- Stored records:
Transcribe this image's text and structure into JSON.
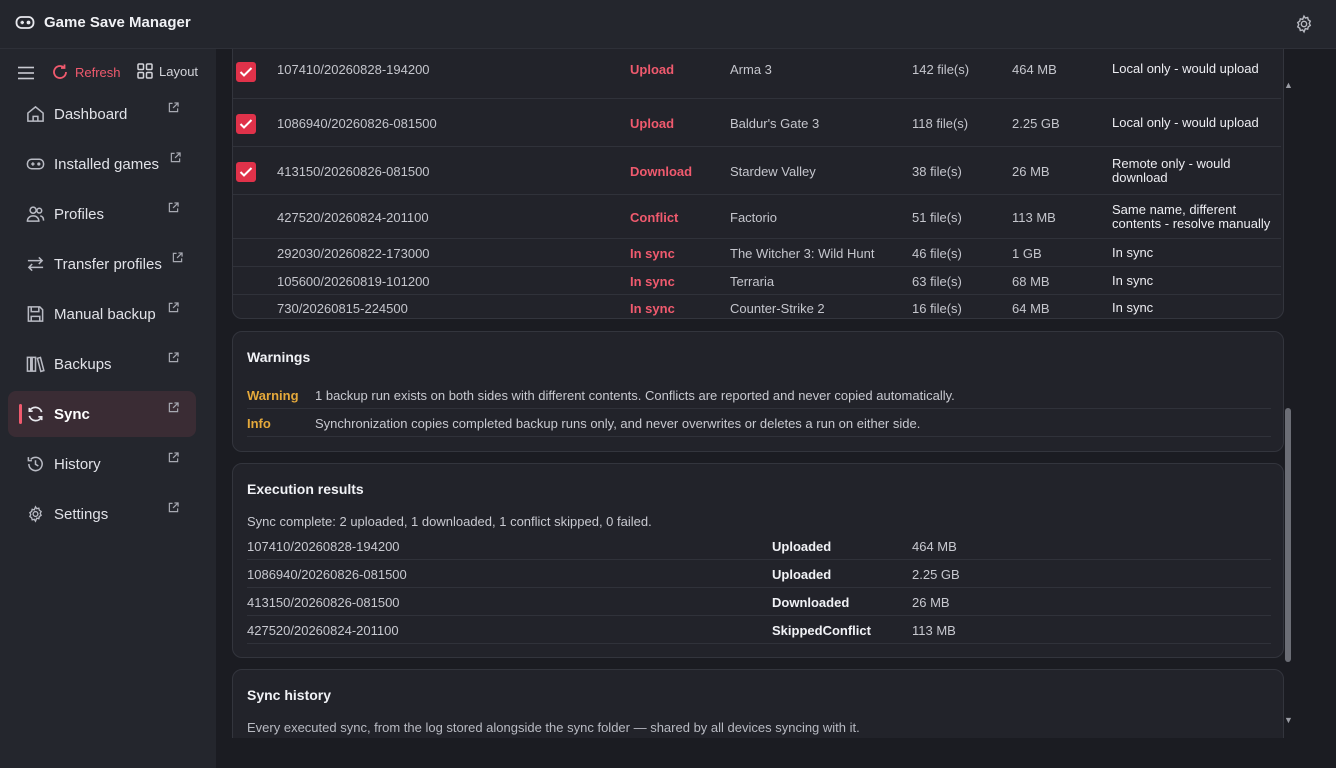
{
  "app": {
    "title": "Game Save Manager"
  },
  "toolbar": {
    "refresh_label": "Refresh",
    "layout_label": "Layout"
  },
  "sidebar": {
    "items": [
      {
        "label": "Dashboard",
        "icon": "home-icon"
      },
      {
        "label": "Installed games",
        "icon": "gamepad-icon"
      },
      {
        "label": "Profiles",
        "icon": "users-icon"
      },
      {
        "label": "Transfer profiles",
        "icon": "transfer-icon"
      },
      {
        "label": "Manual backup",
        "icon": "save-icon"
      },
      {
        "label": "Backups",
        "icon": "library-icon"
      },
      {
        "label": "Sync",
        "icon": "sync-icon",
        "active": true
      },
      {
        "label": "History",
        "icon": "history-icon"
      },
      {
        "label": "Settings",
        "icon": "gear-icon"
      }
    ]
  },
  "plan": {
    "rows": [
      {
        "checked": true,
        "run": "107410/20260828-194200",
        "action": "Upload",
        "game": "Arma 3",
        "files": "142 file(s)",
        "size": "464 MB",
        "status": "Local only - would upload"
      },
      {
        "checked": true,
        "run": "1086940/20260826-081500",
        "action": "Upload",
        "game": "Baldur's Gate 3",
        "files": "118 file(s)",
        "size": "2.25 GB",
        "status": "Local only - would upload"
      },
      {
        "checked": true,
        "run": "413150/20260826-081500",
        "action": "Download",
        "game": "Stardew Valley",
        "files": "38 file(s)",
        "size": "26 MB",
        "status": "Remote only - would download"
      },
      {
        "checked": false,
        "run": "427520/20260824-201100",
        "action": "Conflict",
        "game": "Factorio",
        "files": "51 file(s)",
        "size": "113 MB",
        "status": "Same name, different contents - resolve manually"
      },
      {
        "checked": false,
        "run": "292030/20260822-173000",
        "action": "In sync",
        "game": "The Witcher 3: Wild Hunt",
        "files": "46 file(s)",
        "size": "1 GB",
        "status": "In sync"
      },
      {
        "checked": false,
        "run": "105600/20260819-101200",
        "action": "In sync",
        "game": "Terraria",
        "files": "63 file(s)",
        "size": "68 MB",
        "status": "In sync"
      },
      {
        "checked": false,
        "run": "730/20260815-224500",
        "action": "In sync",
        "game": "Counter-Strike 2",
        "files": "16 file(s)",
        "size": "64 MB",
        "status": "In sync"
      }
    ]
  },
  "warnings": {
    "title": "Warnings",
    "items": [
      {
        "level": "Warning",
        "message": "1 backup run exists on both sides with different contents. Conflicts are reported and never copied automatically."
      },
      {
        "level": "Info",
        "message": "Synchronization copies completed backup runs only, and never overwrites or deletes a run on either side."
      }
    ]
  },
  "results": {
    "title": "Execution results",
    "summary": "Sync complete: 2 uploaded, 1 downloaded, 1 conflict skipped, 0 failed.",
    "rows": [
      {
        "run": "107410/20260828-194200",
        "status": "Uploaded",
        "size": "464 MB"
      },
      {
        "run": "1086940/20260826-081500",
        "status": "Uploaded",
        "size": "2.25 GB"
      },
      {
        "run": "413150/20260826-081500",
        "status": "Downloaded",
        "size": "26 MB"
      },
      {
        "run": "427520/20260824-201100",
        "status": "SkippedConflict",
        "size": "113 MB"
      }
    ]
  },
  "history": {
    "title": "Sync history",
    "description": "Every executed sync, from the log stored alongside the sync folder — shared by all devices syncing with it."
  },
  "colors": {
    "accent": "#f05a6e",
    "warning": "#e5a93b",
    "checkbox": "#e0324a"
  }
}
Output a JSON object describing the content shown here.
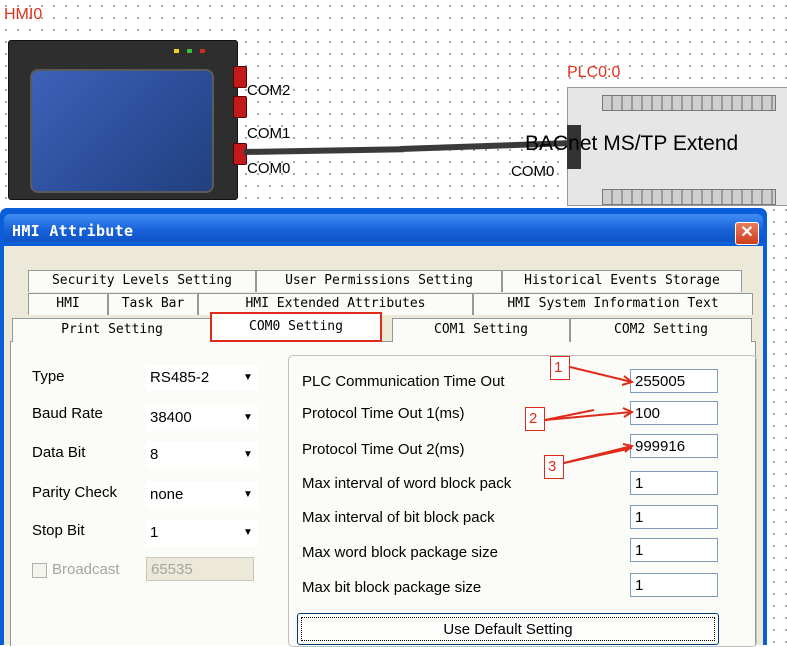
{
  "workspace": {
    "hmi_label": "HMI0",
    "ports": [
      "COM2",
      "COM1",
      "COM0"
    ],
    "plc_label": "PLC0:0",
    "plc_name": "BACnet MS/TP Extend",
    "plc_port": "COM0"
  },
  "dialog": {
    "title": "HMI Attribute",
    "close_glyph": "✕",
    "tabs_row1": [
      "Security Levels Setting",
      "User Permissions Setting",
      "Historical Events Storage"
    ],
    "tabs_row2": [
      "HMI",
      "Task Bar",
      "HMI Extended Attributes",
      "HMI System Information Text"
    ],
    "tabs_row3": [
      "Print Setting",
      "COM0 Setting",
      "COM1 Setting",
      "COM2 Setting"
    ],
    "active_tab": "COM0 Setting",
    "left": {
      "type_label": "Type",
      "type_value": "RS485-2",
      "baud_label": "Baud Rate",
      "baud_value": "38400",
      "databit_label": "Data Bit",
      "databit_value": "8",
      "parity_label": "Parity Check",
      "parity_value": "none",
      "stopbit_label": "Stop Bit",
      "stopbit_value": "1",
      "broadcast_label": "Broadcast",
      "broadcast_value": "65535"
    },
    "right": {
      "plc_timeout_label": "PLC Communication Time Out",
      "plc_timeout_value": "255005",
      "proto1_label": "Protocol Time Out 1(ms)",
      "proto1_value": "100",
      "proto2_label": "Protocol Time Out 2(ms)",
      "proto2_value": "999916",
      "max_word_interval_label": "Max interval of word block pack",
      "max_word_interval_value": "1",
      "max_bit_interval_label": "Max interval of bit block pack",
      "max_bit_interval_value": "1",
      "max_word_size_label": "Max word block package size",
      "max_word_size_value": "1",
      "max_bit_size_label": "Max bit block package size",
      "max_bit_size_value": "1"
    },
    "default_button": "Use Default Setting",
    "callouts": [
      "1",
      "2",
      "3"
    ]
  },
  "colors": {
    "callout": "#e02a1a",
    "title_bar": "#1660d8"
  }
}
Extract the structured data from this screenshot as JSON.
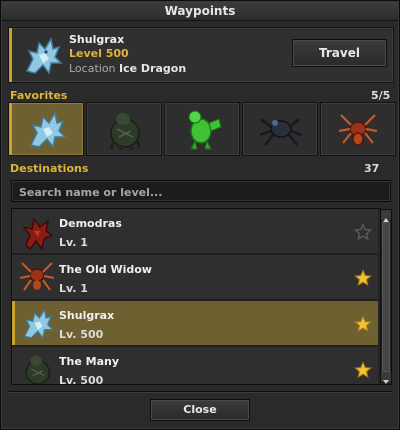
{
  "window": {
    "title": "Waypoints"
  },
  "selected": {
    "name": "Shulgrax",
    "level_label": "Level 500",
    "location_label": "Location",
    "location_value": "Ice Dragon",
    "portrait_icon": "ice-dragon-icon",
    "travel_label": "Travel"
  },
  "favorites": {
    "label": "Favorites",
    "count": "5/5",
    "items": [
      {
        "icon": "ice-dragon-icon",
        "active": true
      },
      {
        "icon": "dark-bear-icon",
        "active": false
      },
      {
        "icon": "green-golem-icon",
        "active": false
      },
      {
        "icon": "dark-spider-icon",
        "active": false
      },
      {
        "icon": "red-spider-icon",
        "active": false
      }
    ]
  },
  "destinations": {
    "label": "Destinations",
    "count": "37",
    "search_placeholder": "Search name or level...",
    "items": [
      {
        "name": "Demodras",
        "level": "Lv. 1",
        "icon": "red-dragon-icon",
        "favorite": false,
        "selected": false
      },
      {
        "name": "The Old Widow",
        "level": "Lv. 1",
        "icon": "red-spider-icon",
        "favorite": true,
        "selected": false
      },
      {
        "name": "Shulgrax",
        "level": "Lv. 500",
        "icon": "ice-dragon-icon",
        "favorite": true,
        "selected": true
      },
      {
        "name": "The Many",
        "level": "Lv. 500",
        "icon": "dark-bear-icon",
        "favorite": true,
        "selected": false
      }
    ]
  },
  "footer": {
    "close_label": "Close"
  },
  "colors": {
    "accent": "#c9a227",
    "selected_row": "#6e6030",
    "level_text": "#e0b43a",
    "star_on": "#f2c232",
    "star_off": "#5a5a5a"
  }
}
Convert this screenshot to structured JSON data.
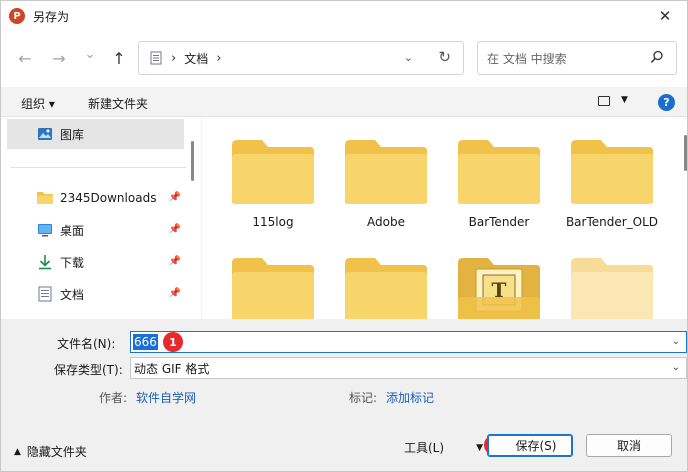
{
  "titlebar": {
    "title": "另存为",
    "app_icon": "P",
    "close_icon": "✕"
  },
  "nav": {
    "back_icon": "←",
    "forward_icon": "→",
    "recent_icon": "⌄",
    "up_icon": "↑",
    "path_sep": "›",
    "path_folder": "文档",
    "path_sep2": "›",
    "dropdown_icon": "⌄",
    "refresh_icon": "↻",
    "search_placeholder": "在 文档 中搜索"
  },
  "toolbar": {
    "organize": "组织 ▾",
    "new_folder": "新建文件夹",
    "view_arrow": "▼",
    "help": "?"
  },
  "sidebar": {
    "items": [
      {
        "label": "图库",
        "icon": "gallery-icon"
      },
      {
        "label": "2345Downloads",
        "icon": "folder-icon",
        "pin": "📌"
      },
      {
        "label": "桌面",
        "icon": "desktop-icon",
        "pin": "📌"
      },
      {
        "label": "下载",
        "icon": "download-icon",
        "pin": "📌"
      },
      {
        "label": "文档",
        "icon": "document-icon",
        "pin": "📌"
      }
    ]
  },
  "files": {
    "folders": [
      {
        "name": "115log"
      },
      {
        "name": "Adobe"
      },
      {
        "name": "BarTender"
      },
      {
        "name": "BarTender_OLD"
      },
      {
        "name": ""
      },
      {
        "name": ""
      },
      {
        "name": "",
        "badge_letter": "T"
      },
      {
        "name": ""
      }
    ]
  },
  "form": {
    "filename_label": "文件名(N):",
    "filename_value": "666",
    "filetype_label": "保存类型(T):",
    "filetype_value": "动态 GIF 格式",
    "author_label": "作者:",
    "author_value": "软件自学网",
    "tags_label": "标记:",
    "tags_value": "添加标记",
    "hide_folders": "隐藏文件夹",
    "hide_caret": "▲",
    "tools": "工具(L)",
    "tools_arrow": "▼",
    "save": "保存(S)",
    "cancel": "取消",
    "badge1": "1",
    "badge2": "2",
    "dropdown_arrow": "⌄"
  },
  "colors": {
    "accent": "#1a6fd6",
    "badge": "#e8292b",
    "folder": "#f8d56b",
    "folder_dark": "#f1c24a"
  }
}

- EXERCISE AIM: Show the lines where the word "JSON" appears in the entries.

- WRITTEN ANSWER:
Transcribe this image's text and structure into JSON.
Output a JSON object describing the content shown here.
Extract the structured data from this screenshot as JSON.
Convert this screenshot to structured JSON data.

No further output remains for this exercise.